_Jobs_
(1) Reproduce the passage of the article on unlevered yield on cost versus cap rates between "In the realm" and "on Cost (UYOC).", inclusive.
(2) Pick up the article on unlevered yield on cost versus cap rates after its final sentence and keep writing it.
─── Document excerpt ───
UYOC > Cap Rates

March 7, 2023

The Capital Stack

UYOC VS Cap Rates

In the realm of commercial real estate, the concept of Cap Rates is widely discussed. Many brokers will ask questions like “what cap rate are you looking to buy?”. This helps brokers gauge how much a buyer will pay for a property.  My response typically includes seeking a stabilized 8-9% net income based on our total costs, which incorporates not only the purchase price but also renovation, manager/GP fees, loan costs, closing costs, and working capital. For value-add projects, I prefer to embrace a conservative approach to underwriting, hence the use of total cost rather than just purchase price. This is referred to as Unlevered Yield on Cost (UYOC).

It’s worth noting that the markets I invest in usually carry a cap rate of 6.5%. This implies that a property’s annual net income will be 6.5% of its value or purchase price. We want to be sure we are adding value to our properties and making them worth more. For example, an 8.5% UYOC in a 6.5% cap rate market translates to a property’s value being 30% higher than our total cost.

The example below shows 8.5% UYOC in a 6.5% cap rate market.
─── Source excerpt ───
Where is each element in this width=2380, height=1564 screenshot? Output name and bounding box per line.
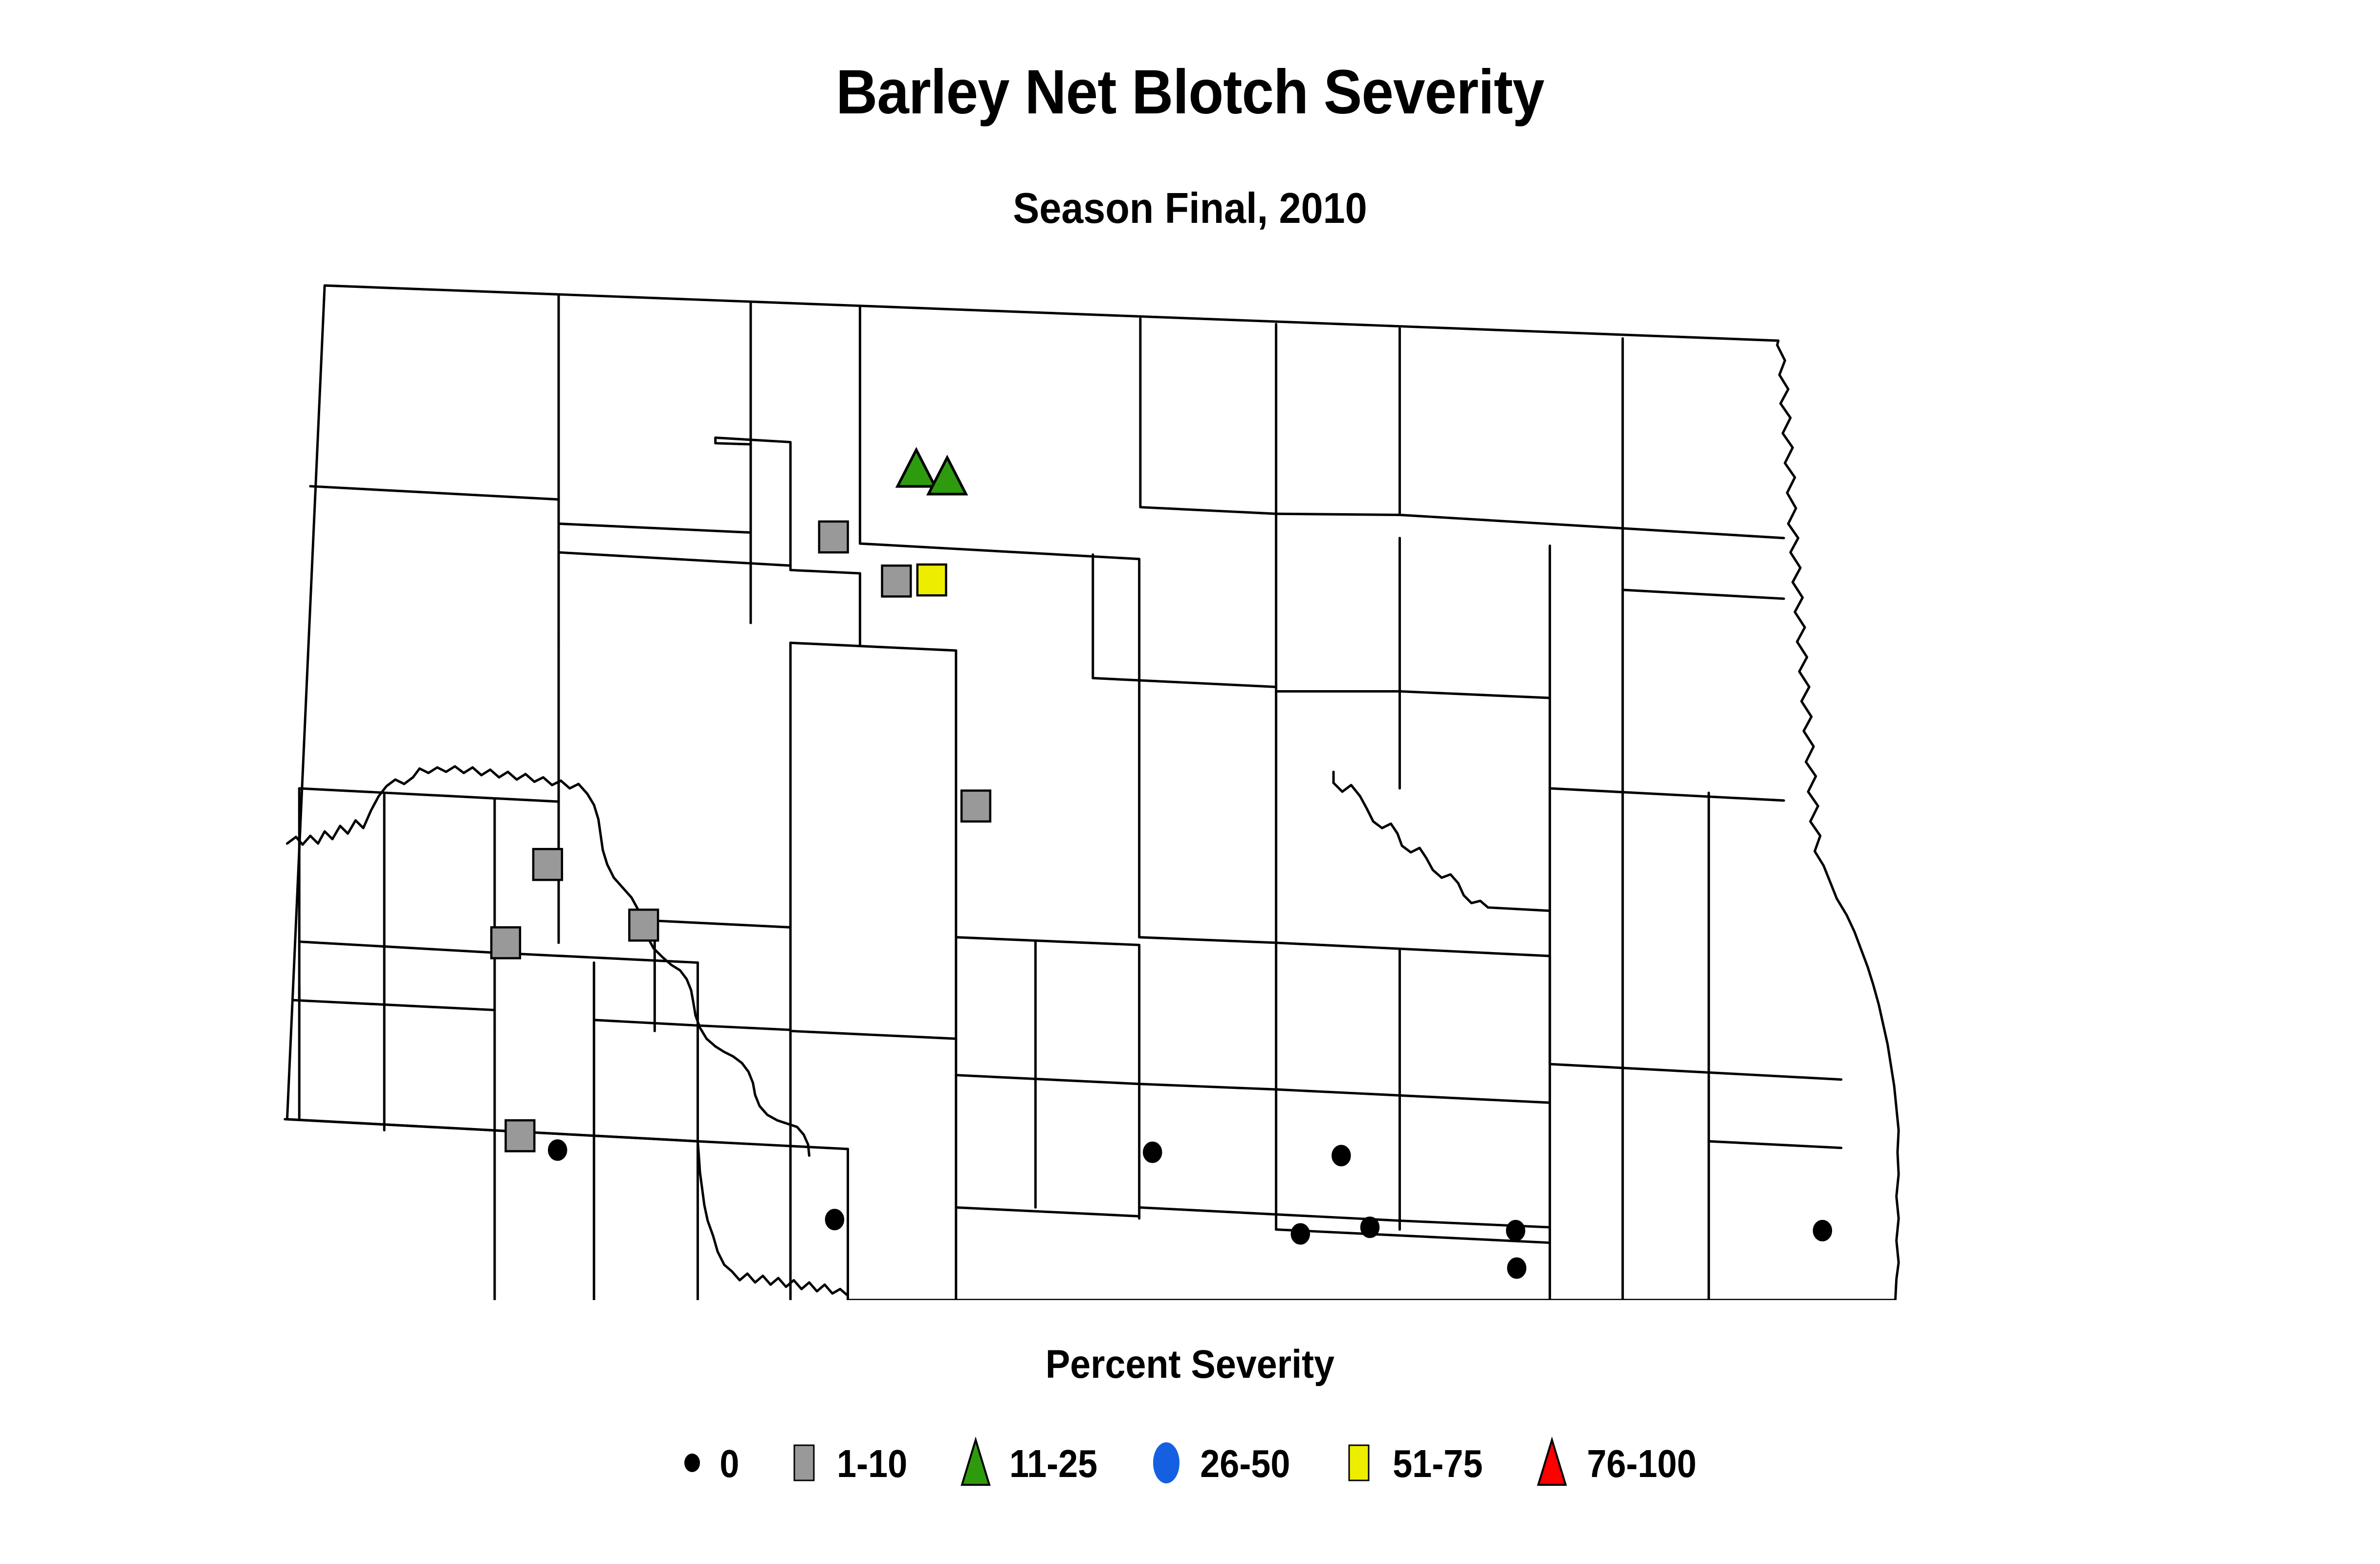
───
_Response list_
(1)
In the realm of commercial real estate, the concept of Cap Rates is widely discussed. Many brokers will ask questions like “what cap rate are you looking to buy?”. This helps brokers gauge how much a buyer will pay for a property.  My response typically includes seeking a stabilized 8-9% net income based on our total costs, which incorporates not only the purchase price but also renovation, manager/GP fees, loan costs, closing costs, and working capital. For value-add projects, I prefer to embrace a conservative approach to underwriting, hence the use of total cost rather than just purchase price. This is referred to as Unlevered Yield on Cost (UYOC).

(2)
  • NOI = $100k
  • 8.5% UYOC means our all-in cost is $1,176,471
  • 6.5% Cap Rate means our value is $1,538,462

Cap Rates Don’t Always Matter

The significance of cap rates in real estate investments is often misunderstood. While they are crucial during the selling process, they may not hold as much weight during a purchase. For instance, we may acquire a property with a 4% cap rate that has rents 60% below market. In such cases, the ultimate yield on cost (UYOC) becomes the primary metric of concern, as it determines the cash return before any debt is incurred.

At our company, we adopt a long-term approach towards investing and aim to hold onto properties for several years. Therefore, we prioritize UYOC as it provides a predictable return on investment for our investors. Conversely, when selling a property, many potential buyers tend to focus solely on the “going in cap rate,” seeking to park their money in an asset with a projected return that meets their expectations. However, for those who are not merely interested in parking their money like we are, focusing on the UYOC is a more critical consideration to ensure that we are well-positioned for sustainable returns.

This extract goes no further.